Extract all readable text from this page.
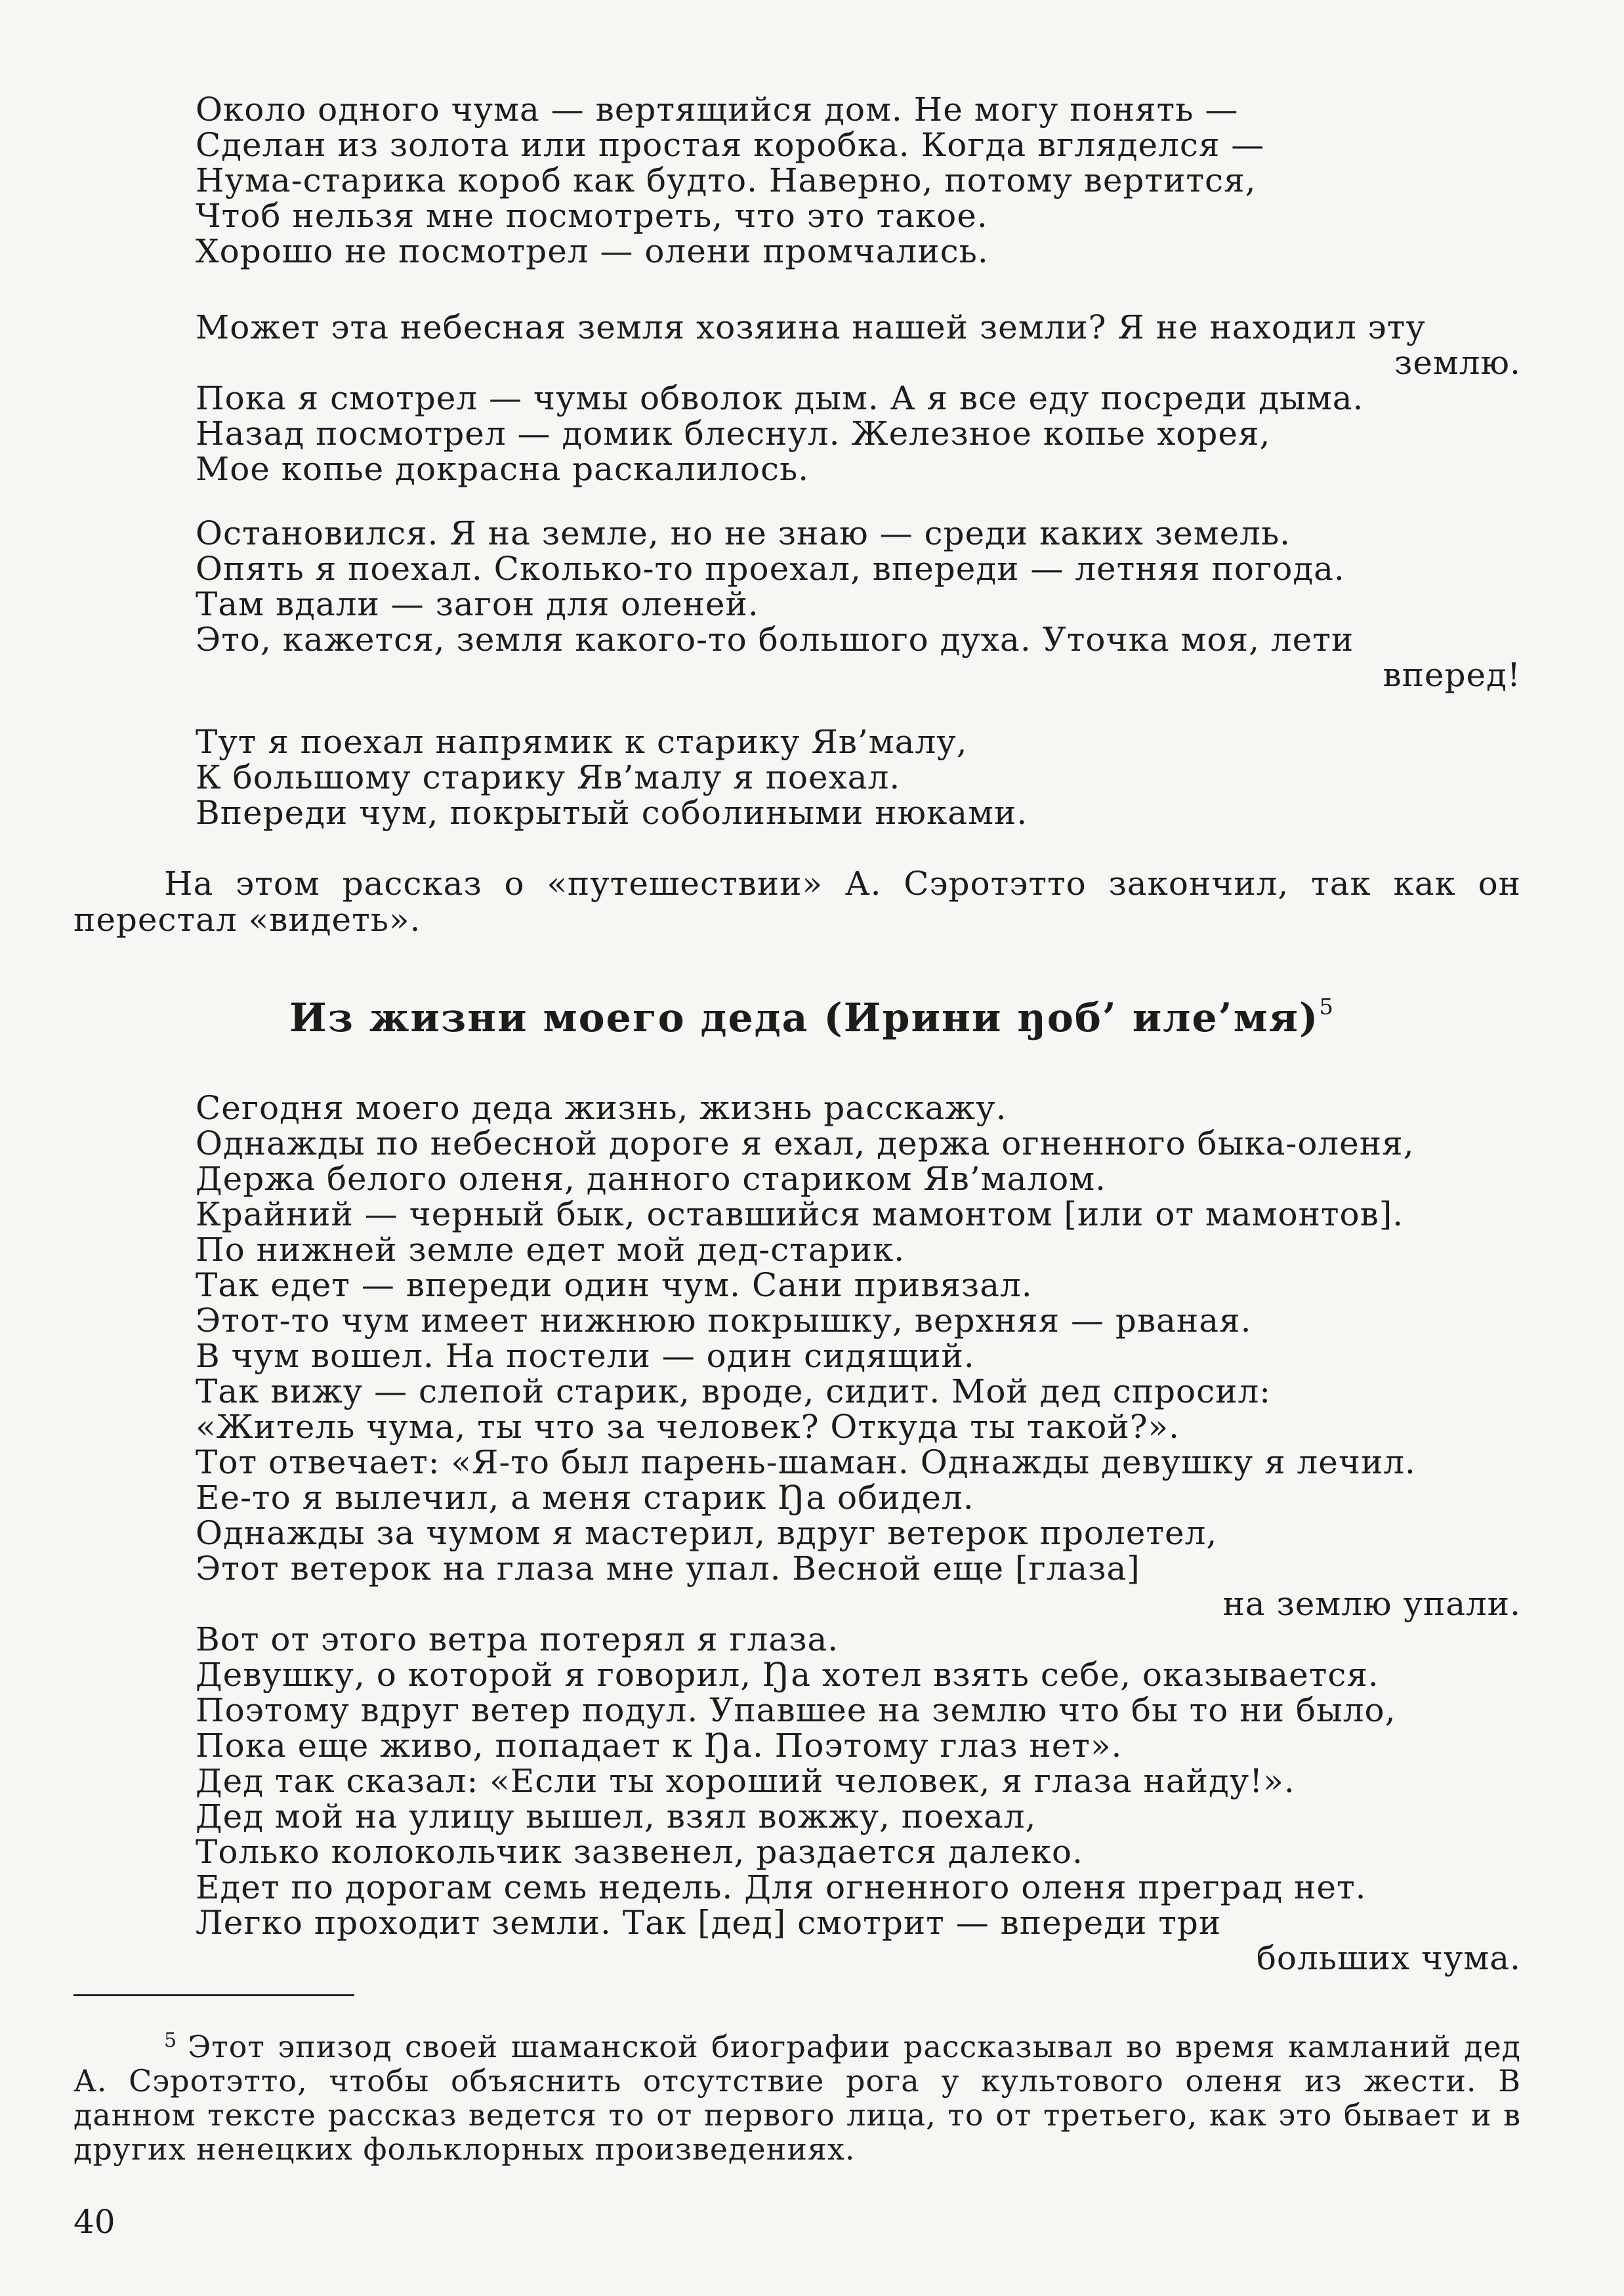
Около одного чума — вертящийся дом. Не могу понять —
Сделан из золота или простая коробка. Когда вгляделся —
Нума-старика короб как будто. Наверно, потому вертится,
Чтоб нельзя мне посмотреть, что это такое.
Хорошо не посмотрел — олени промчались.
Может эта небесная земля хозяина нашей земли? Я не находил эту
землю.
Пока я смотрел — чумы обволок дым. А я все еду посреди дыма.
Назад посмотрел — домик блеснул. Железное копье хорея,
Мое копье докрасна раскалилось.
Остановился. Я на земле, но не знаю — среди каких земель.
Опять я поехал. Сколько-то проехал, впереди — летняя погода.
Там вдали — загон для оленей.
Это, кажется, земля какого-то большого духа. Уточка моя, лети
вперед!
Тут я поехал напрямик к старику Яв’малу,
К большому старику Яв’малу я поехал.
Впереди чум, покрытый соболиными нюками.
На этом рассказ о «путешествии» А. Сэротэтто закончил, так как он перестал «видеть».
Из жизни моего деда (Ирини ŋоб’ иле’мя)$^5$
Сегодня моего деда жизнь, жизнь расскажу.
Однажды по небесной дороге я ехал, держа огненного быка-оленя,
Держа белого оленя, данного стариком Яв’малом.
Крайний — черный бык, оставшийся мамонтом [или от мамонтов].
По нижней земле едет мой дед-старик.
Так едет — впереди один чум. Сани привязал.
Этот-то чум имеет нижнюю покрышку, верхняя — рваная.
В чум вошел. На постели — один сидящий.
Так вижу — слепой старик, вроде, сидит. Мой дед спросил:
«Житель чума, ты что за человек? Откуда ты такой?».
Тот отвечает: «Я-то был парень-шаман. Однажды девушку я лечил.
Ее-то я вылечил, а меня старик Ŋа обидел.
Однажды за чумом я мастерил, вдруг ветерок пролетел,
Этот ветерок на глаза мне упал. Весной еще [глаза]
на землю упали.
Вот от этого ветра потерял я глаза.
Девушку, о которой я говорил, Ŋа хотел взять себе, оказывается.
Поэтому вдруг ветер подул. Упавшее на землю что бы то ни было,
Пока еще живо, попадает к Ŋа. Поэтому глаз нет».
Дед так сказал: «Если ты хороший человек, я глаза найду!».
Дед мой на улицу вышел, взял вожжу, поехал,
Только колокольчик зазвенел, раздается далеко.
Едет по дорогам семь недель. Для огненного оленя преград нет.
Легко проходит земли. Так [дед] смотрит — впереди три
больших чума.
$^5$ Этот эпизод своей шаманской биографии рассказывал во время камланий дед А. Сэротэтто, чтобы объяснить отсутствие рога у культового оленя из жести. В данном тексте рассказ ведется то от первого лица, то от третьего, как это бывает и в других ненецких фольклорных произведениях.
40
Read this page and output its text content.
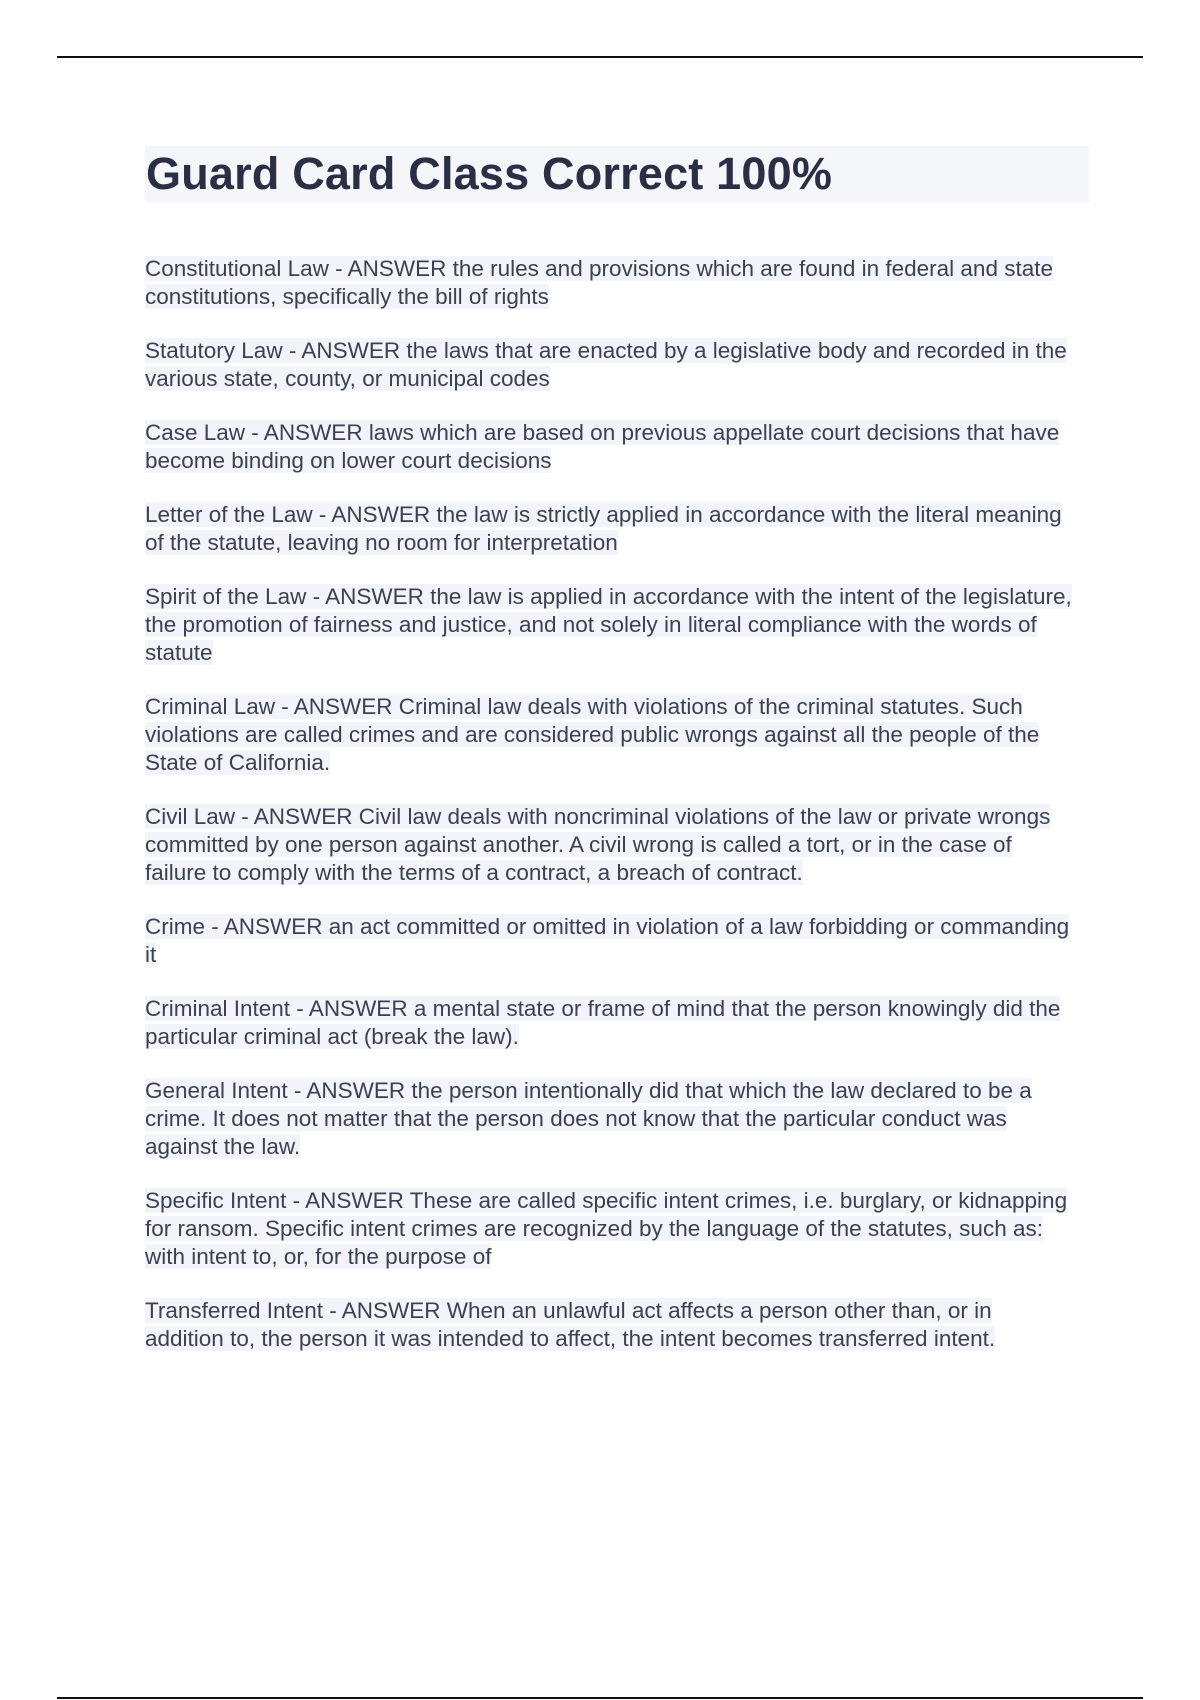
Guard Card Class Correct 100%

Constitutional Law - ANSWER the rules and provisions which are found in federal and state constitutions, specifically the bill of rights

Statutory Law - ANSWER the laws that are enacted by a legislative body and recorded in the various state, county, or municipal codes

Case Law - ANSWER laws which are based on previous appellate court decisions that have become binding on lower court decisions

Letter of the Law - ANSWER the law is strictly applied in accordance with the literal meaning of the statute, leaving no room for interpretation

Spirit of the Law - ANSWER the law is applied in accordance with the intent of the legislature, the promotion of fairness and justice, and not solely in literal compliance with the words of statute

Criminal Law - ANSWER Criminal law deals with violations of the criminal statutes. Such violations are called crimes and are considered public wrongs against all the people of the State of California.

Civil Law - ANSWER Civil law deals with noncriminal violations of the law or private wrongs committed by one person against another. A civil wrong is called a tort, or in the case of failure to comply with the terms of a contract, a breach of contract.

Crime - ANSWER an act committed or omitted in violation of a law forbidding or commanding it

Criminal Intent - ANSWER a mental state or frame of mind that the person knowingly did the particular criminal act (break the law).

General Intent - ANSWER the person intentionally did that which the law declared to be a crime. It does not matter that the person does not know that the particular conduct was against the law.

Specific Intent - ANSWER These are called specific intent crimes, i.e. burglary, or kidnapping for ransom. Specific intent crimes are recognized by the language of the statutes, such as: with intent to, or, for the purpose of

Transferred Intent - ANSWER When an unlawful act affects a person other than, or in addition to, the person it was intended to affect, the intent becomes transferred intent.
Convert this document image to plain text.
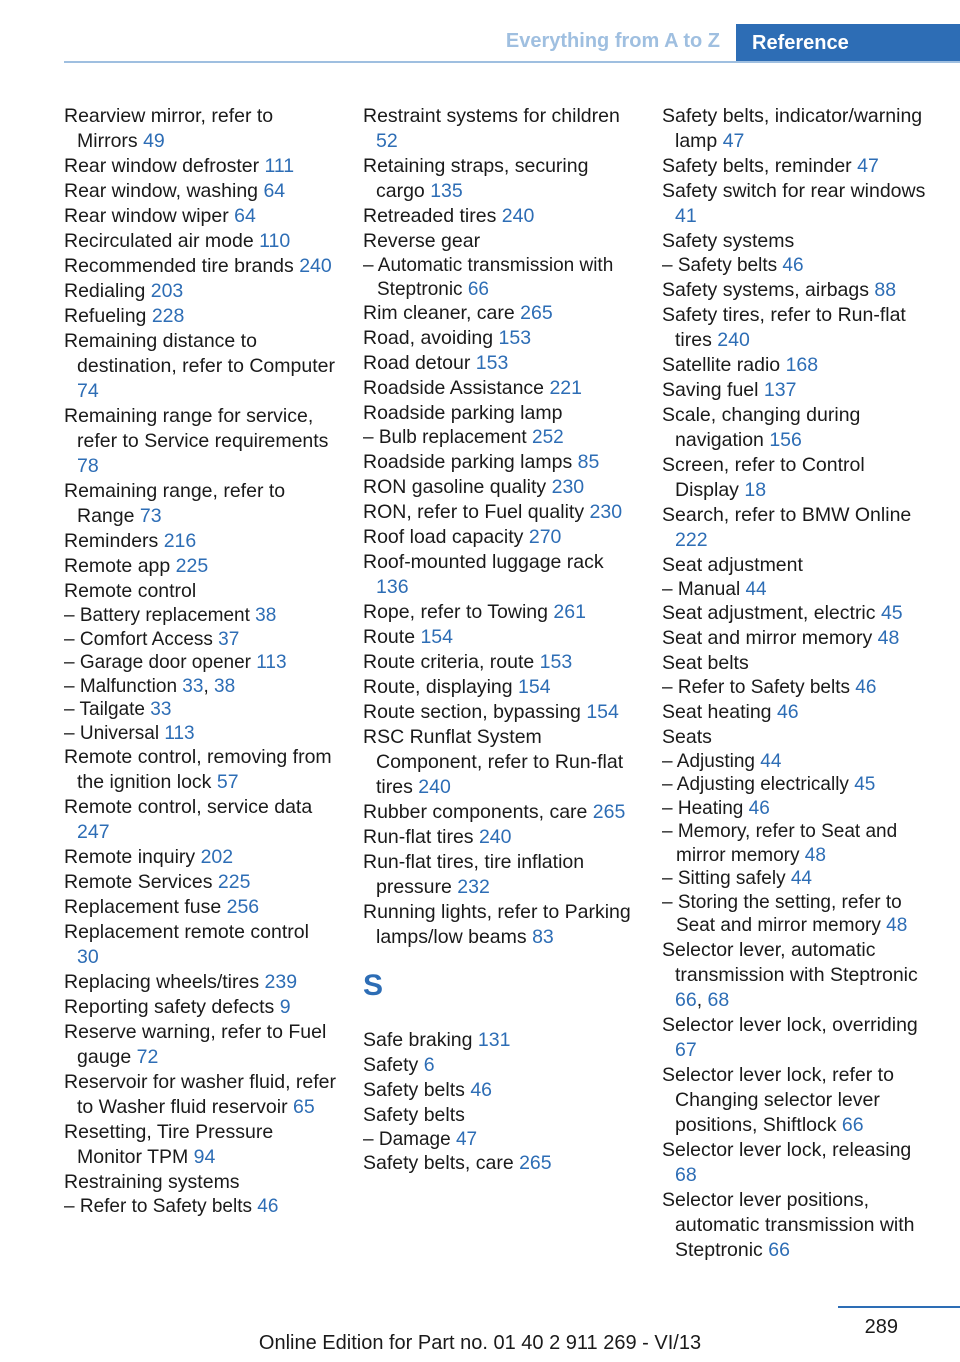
Everything from A to Z	Reference

Rearview mirror, refer to Mirrors 49

Rear window defroster 111

Rear window, washing 64

Rear window wiper 64

Recirculated air mode 110

Recommended tire brands 240

Redialing 203

Refueling 228

Remaining distance to destination, refer to Computer 74

Remaining range for service, refer to Service requirements 78

Remaining range, refer to Range 73

Reminders 216

Remote app 225

Remote control

– Battery replacement 38

– Comfort Access 37

– Garage door opener 113

– Malfunction 33, 38

– Tailgate 33

– Universal 113

Remote control, removing from the ignition lock 57

Remote control, service data 247

Remote inquiry 202

Remote Services 225

Replacement fuse 256

Replacement remote control 30

Replacing wheels/tires 239

Reporting safety defects 9

Reserve warning, refer to Fuel gauge 72

Reservoir for washer fluid, refer to Washer fluid reservoir 65

Resetting, Tire Pressure Monitor TPM 94

Restraining systems

– Refer to Safety belts 46

Restraint systems for children 52

Retaining straps, securing cargo 135

Retreaded tires 240

Reverse gear

– Automatic transmission with Steptronic 66

Rim cleaner, care 265

Road, avoiding 153

Road detour 153

Roadside Assistance 221

Roadside parking lamp

– Bulb replacement 252

Roadside parking lamps 85

RON gasoline quality 230

RON, refer to Fuel quality 230

Roof load capacity 270

Roof-mounted luggage rack 136

Rope, refer to Towing 261

Route 154

Route criteria, route 153

Route, displaying 154

Route section, bypassing 154

RSC Runflat System Component, refer to Run-flat tires 240

Rubber components, care 265

Run-flat tires 240

Run-flat tires, tire inflation pressure 232

Running lights, refer to Parking lamps/low beams 83

S

Safe braking 131

Safety 6

Safety belts 46

Safety belts

– Damage 47

Safety belts, care 265

Safety belts, indicator/warning lamp 47

Safety belts, reminder 47

Safety switch for rear windows 41

Safety systems

– Safety belts 46

Safety systems, airbags 88

Safety tires, refer to Run-flat tires 240

Satellite radio 168

Saving fuel 137

Scale, changing during navigation 156

Screen, refer to Control Display 18

Search, refer to BMW Online 222

Seat adjustment

– Manual 44

Seat adjustment, electric 45

Seat and mirror memory 48

Seat belts

– Refer to Safety belts 46

Seat heating 46

Seats

– Adjusting 44

– Adjusting electrically 45

– Heating 46

– Memory, refer to Seat and mirror memory 48

– Sitting safely 44

– Storing the setting, refer to Seat and mirror memory 48

Selector lever, automatic transmission with Steptronic 66, 68

Selector lever lock, overriding 67

Selector lever lock, refer to Changing selector lever positions, Shiftlock 66

Selector lever lock, releasing 68

Selector lever positions, automatic transmission with Steptronic 66

289
Online Edition for Part no. 01 40 2 911 269 - VI/13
• • • • • • •
— Written problem —
Read the entries and show each line that mentions "text".

— Exercise output —
Extract all readable text from this page.
Read this page and output its text content.
Convert this document image to plain text.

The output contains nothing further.